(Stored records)
****************************************
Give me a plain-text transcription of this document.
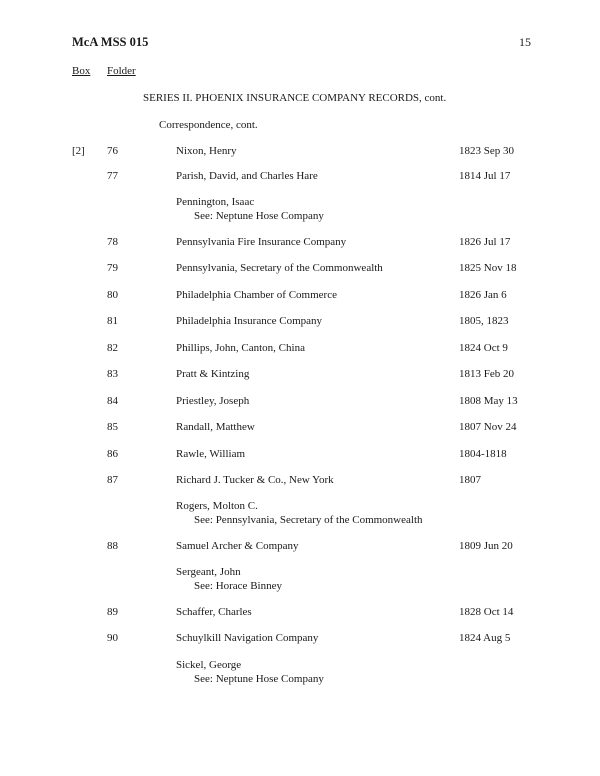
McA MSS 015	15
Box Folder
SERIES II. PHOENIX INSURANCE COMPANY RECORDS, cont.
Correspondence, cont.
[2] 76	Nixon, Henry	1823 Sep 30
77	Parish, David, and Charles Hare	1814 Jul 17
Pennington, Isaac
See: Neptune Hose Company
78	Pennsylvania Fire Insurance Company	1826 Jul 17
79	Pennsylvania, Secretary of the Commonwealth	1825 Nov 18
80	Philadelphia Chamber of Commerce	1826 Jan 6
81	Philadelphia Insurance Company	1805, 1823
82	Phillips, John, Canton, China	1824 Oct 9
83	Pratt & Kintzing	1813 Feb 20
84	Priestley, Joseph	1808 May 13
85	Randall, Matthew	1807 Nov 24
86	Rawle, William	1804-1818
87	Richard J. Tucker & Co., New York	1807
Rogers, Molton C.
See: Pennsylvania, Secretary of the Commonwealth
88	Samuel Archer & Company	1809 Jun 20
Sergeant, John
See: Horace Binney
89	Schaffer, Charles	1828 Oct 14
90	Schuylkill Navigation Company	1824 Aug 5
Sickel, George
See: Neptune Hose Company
****************************************
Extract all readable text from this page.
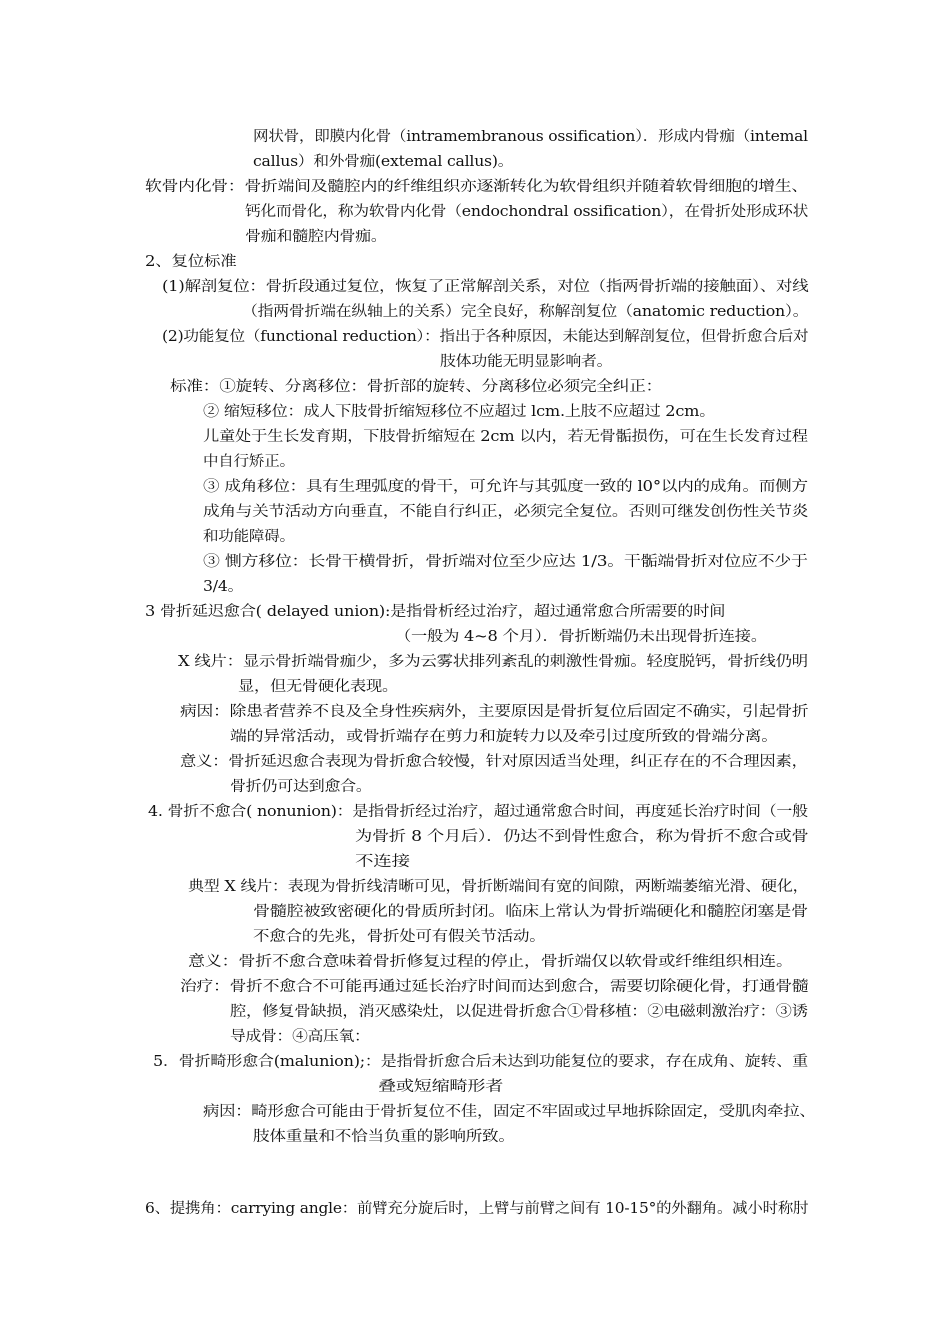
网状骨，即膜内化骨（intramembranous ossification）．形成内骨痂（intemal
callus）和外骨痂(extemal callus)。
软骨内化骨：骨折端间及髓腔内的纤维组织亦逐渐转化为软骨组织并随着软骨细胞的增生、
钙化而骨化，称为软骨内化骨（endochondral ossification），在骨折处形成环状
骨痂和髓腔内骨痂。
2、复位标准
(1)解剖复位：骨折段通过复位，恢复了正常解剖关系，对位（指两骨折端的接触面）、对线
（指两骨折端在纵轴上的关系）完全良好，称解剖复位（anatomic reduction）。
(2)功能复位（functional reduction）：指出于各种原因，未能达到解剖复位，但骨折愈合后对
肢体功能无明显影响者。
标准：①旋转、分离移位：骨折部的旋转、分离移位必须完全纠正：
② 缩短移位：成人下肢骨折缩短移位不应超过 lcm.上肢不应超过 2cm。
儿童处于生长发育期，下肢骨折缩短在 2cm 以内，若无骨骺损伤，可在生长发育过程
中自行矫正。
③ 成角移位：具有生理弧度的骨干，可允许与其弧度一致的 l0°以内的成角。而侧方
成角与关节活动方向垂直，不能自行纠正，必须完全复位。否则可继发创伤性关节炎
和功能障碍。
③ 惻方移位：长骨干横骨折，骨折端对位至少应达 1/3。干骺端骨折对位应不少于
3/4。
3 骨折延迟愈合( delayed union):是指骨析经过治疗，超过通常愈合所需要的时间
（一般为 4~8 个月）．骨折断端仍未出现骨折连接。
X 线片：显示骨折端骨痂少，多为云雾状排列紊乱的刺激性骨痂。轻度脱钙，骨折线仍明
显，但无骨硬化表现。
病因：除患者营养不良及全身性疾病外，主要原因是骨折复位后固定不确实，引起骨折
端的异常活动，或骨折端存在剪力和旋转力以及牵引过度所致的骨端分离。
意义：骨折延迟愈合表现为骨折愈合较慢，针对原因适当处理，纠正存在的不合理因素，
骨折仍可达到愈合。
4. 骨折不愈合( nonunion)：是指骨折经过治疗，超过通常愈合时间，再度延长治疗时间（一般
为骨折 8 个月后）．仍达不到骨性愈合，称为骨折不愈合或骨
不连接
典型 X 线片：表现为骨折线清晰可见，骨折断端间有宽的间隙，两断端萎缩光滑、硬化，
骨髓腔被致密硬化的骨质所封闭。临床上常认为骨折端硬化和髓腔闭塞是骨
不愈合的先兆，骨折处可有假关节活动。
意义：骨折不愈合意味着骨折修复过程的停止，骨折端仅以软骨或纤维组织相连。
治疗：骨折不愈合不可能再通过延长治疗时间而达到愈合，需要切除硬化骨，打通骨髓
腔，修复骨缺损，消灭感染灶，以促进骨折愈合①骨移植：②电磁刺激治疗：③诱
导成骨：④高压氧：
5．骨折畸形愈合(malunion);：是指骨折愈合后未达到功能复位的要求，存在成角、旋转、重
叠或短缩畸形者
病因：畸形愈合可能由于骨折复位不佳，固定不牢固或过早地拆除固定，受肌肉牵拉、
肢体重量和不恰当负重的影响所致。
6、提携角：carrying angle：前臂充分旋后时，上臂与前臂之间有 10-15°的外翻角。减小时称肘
****************************************
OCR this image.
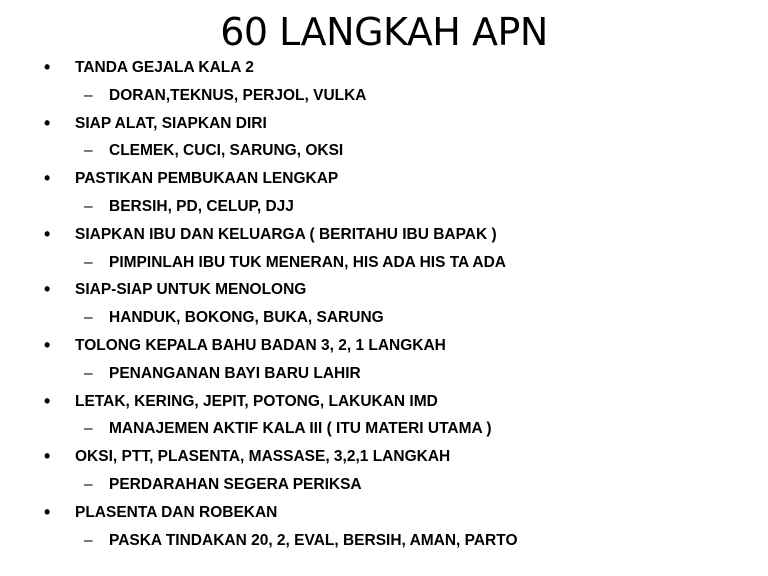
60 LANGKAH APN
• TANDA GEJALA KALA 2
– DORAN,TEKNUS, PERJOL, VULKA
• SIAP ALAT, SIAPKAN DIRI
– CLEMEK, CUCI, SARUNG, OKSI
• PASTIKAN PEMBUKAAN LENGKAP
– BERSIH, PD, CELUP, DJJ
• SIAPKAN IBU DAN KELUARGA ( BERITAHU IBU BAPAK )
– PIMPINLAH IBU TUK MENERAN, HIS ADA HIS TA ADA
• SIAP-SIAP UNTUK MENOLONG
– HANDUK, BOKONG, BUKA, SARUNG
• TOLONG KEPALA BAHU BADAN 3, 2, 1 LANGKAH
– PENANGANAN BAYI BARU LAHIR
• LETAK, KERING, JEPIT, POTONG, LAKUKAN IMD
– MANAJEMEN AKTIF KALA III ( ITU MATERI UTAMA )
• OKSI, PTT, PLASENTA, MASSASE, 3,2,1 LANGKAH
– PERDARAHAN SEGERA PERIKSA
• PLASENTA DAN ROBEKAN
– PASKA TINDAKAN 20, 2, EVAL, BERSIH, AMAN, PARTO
****************************************
**Direction:** Wherever the string "LANGKAH" appears in the entries above, list that line.

**Solution:**
60 LANGKAH APN
• TOLONG KEPALA BAHU BADAN 3, 2, 1 LANGKAH
• OKSI, PTT, PLASENTA, MASSASE, 3,2,1 LANGKAH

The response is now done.